[Data excerpts]
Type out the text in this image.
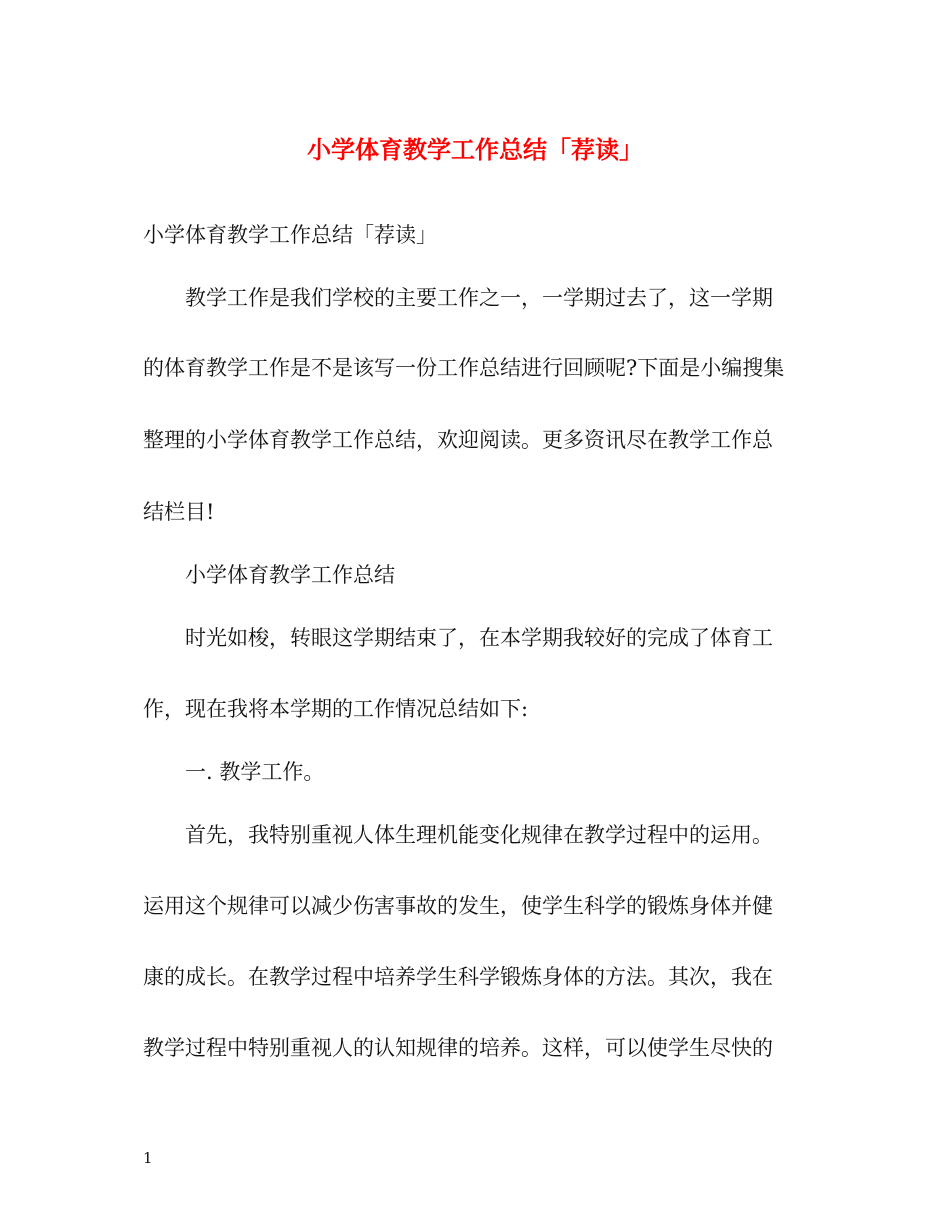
小学体育教学工作总结「荐读」
小学体育教学工作总结「荐读」
教学工作是我们学校的主要工作之一，一学期过去了，这一学期
的体育教学工作是不是该写一份工作总结进行回顾呢?下面是小编搜集
整理的小学体育教学工作总结，欢迎阅读。更多资讯尽在教学工作总
结栏目!
小学体育教学工作总结
时光如梭，转眼这学期结束了，在本学期我较好的完成了体育工
作，现在我将本学期的工作情况总结如下:
一. 教学工作。
首先，我特别重视人体生理机能变化规律在教学过程中的运用。
运用这个规律可以减少伤害事故的发生，使学生科学的锻炼身体并健
康的成长。在教学过程中培养学生科学锻炼身体的方法。其次，我在
教学过程中特别重视人的认知规律的培养。这样，可以使学生尽快的
1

TASK STATEMENT –
Exactly reproduce the entries above, minus the pictures.

WORKED ANSWER –
Type out the text in this image.
小学体育教学工作总结「荐读」
小学体育教学工作总结「荐读」
教学工作是我们学校的主要工作之一，一学期过去了，这一学期
的体育教学工作是不是该写一份工作总结进行回顾呢?下面是小编搜集
整理的小学体育教学工作总结，欢迎阅读。更多资讯尽在教学工作总
结栏目!
小学体育教学工作总结
时光如梭，转眼这学期结束了，在本学期我较好的完成了体育工
作，现在我将本学期的工作情况总结如下:
一. 教学工作。
首先，我特别重视人体生理机能变化规律在教学过程中的运用。
运用这个规律可以减少伤害事故的发生，使学生科学的锻炼身体并健
康的成长。在教学过程中培养学生科学锻炼身体的方法。其次，我在
教学过程中特别重视人的认知规律的培养。这样，可以使学生尽快的
1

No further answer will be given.